● Description of the task
Using the data below, tally the lines that include the string "Mars". Only the number is wanted.

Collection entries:

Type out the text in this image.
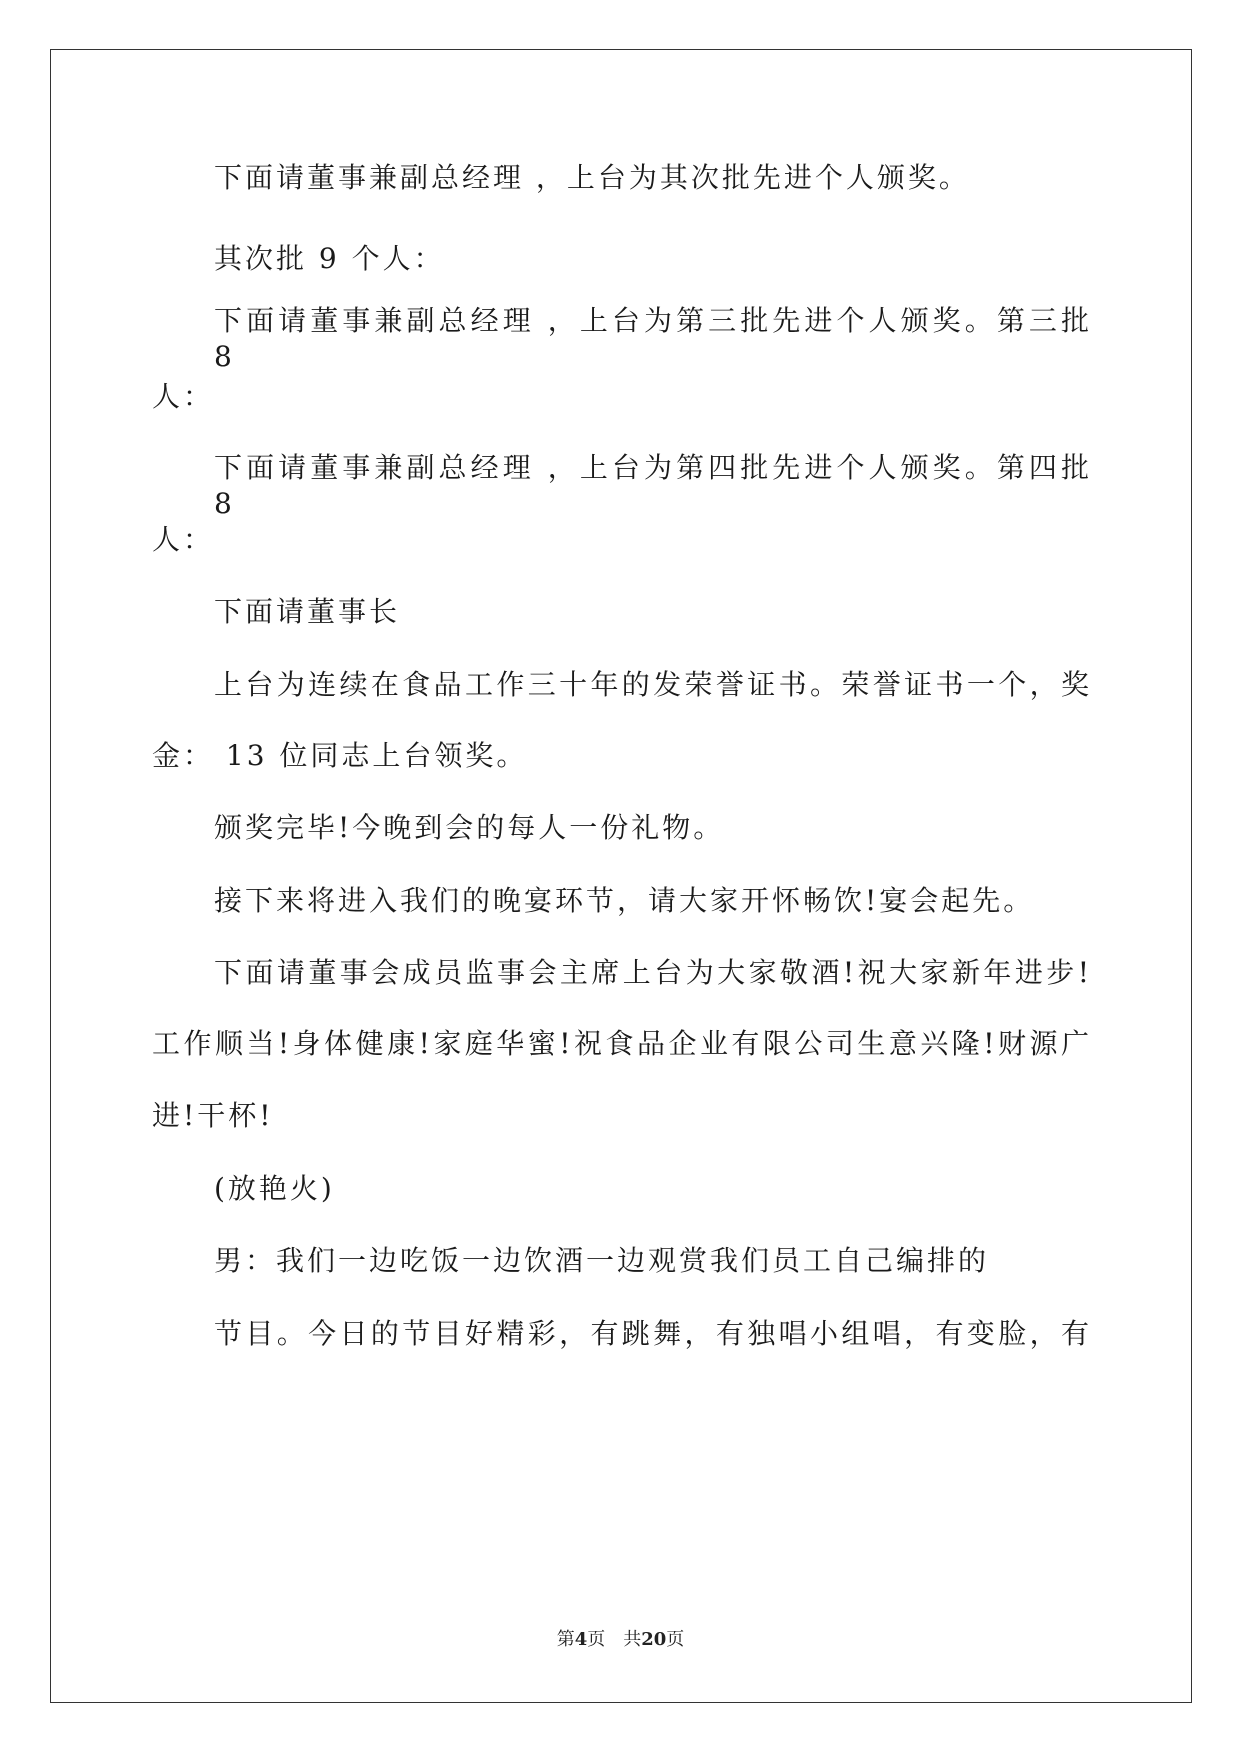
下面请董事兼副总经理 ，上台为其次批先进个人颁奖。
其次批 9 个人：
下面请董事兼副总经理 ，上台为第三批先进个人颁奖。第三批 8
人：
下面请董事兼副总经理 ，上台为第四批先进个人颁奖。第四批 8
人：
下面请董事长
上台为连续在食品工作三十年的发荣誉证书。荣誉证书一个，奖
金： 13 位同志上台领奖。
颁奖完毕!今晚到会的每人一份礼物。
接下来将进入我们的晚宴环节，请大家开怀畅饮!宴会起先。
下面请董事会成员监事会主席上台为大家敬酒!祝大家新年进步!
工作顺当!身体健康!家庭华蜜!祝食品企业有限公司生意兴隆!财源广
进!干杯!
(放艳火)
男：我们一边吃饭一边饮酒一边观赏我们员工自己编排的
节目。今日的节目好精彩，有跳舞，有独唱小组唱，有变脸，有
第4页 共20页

---

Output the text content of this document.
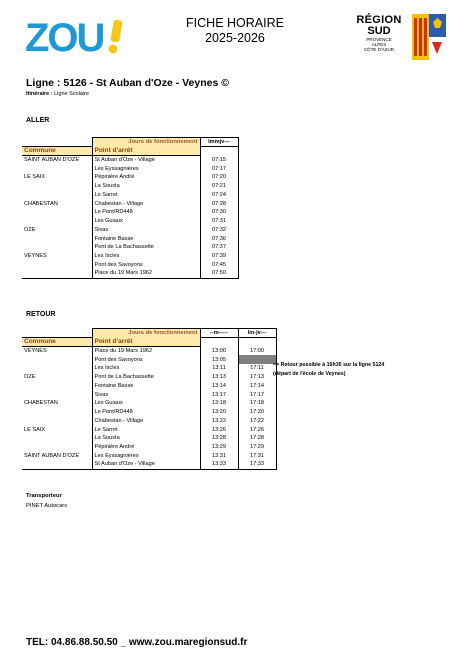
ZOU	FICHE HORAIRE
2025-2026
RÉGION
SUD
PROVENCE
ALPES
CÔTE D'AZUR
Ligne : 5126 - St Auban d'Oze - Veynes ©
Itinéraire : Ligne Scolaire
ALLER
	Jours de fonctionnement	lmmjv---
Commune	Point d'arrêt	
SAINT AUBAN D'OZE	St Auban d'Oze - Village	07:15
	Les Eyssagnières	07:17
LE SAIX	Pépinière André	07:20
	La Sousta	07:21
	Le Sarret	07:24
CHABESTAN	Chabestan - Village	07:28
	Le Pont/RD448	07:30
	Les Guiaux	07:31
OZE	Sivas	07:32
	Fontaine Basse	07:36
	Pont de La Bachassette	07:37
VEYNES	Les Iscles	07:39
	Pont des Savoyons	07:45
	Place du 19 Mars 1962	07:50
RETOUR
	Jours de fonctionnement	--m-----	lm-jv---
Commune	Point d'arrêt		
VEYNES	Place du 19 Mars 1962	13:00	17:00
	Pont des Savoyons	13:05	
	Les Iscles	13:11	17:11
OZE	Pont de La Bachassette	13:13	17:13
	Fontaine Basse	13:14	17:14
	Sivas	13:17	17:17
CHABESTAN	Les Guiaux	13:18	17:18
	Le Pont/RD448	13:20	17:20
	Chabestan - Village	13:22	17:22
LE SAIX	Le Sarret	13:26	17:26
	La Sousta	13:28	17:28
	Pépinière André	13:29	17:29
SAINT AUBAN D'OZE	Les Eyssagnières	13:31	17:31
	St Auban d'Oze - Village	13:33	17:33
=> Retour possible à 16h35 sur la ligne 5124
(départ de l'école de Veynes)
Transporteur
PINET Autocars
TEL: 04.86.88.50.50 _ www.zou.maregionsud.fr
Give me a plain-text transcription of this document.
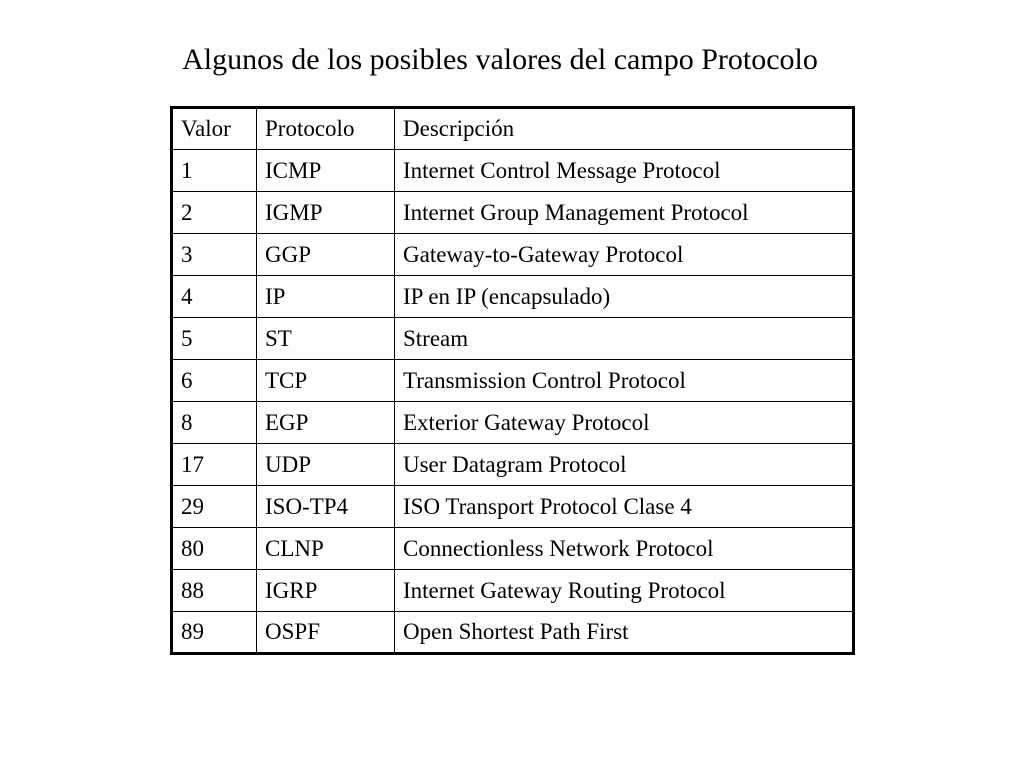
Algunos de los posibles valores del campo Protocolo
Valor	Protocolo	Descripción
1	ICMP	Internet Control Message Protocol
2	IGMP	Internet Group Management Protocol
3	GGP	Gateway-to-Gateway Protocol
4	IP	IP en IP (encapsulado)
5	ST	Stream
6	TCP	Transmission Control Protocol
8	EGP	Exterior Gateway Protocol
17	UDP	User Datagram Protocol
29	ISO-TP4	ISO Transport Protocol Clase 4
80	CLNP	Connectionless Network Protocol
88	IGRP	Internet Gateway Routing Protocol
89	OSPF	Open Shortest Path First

● Full response
2